*WORK REQUIRED:* Below is a set of records. Repeat all of them exactly.

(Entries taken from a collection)
--*--
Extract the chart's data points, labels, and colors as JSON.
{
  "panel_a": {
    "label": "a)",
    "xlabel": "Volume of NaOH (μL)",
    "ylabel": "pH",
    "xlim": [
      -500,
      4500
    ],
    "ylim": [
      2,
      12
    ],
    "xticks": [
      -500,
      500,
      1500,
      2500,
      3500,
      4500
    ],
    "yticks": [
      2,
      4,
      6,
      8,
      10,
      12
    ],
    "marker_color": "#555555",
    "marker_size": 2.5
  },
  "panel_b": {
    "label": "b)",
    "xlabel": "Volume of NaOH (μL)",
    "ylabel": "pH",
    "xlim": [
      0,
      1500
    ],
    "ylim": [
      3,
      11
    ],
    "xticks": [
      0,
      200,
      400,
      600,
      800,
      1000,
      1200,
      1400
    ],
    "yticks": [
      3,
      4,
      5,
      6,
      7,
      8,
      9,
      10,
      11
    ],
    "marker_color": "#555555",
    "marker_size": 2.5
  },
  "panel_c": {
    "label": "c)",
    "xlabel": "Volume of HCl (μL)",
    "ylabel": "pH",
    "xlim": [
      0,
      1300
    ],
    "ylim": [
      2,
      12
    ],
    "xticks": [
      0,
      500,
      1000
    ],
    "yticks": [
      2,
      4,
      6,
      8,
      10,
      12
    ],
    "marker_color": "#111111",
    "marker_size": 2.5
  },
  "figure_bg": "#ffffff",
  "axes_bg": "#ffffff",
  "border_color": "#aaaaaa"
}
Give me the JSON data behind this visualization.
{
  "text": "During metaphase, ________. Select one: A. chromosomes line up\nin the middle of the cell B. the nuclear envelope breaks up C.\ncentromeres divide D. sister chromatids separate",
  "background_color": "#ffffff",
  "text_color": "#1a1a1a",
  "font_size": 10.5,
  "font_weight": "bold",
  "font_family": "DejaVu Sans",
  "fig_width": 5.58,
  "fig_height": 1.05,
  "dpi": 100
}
--*--
*FINAL RESULT:*
Extract the chart's data points, labels, and colors as JSON.
{
  "panel_a": {
    "label": "a)",
    "xlabel": "Volume of NaOH (μL)",
    "ylabel": "pH",
    "xlim": [
      -500,
      4500
    ],
    "ylim": [
      2,
      12
    ],
    "xticks": [
      -500,
      500,
      1500,
      2500,
      3500,
      4500
    ],
    "yticks": [
      2,
      4,
      6,
      8,
      10,
      12
    ],
    "marker_color": "#555555",
    "marker_size": 2.5
  },
  "panel_b": {
    "label": "b)",
    "xlabel": "Volume of NaOH (μL)",
    "ylabel": "pH",
    "xlim": [
      0,
      1500
    ],
    "ylim": [
      3,
      11
    ],
    "xticks": [
      0,
      200,
      400,
      600,
      800,
      1000,
      1200,
      1400
    ],
    "yticks": [
      3,
      4,
      5,
      6,
      7,
      8,
      9,
      10,
      11
    ],
    "marker_color": "#555555",
    "marker_size": 2.5
  },
  "panel_c": {
    "label": "c)",
    "xlabel": "Volume of HCl (μL)",
    "ylabel": "pH",
    "xlim": [
      0,
      1300
    ],
    "ylim": [
      2,
      12
    ],
    "xticks": [
      0,
      500,
      1000
    ],
    "yticks": [
      2,
      4,
      6,
      8,
      10,
      12
    ],
    "marker_color": "#111111",
    "marker_size": 2.5
  },
  "figure_bg": "#ffffff",
  "axes_bg": "#ffffff",
  "border_color": "#aaaaaa"
}
Give me the JSON data behind this visualization.
{
  "text": "During metaphase, ________. Select one: A. chromosomes line up\nin the middle of the cell B. the nuclear envelope breaks up C.\ncentromeres divide D. sister chromatids separate",
  "background_color": "#ffffff",
  "text_color": "#1a1a1a",
  "font_size": 10.5,
  "font_weight": "bold",
  "font_family": "DejaVu Sans",
  "fig_width": 5.58,
  "fig_height": 1.05,
  "dpi": 100
}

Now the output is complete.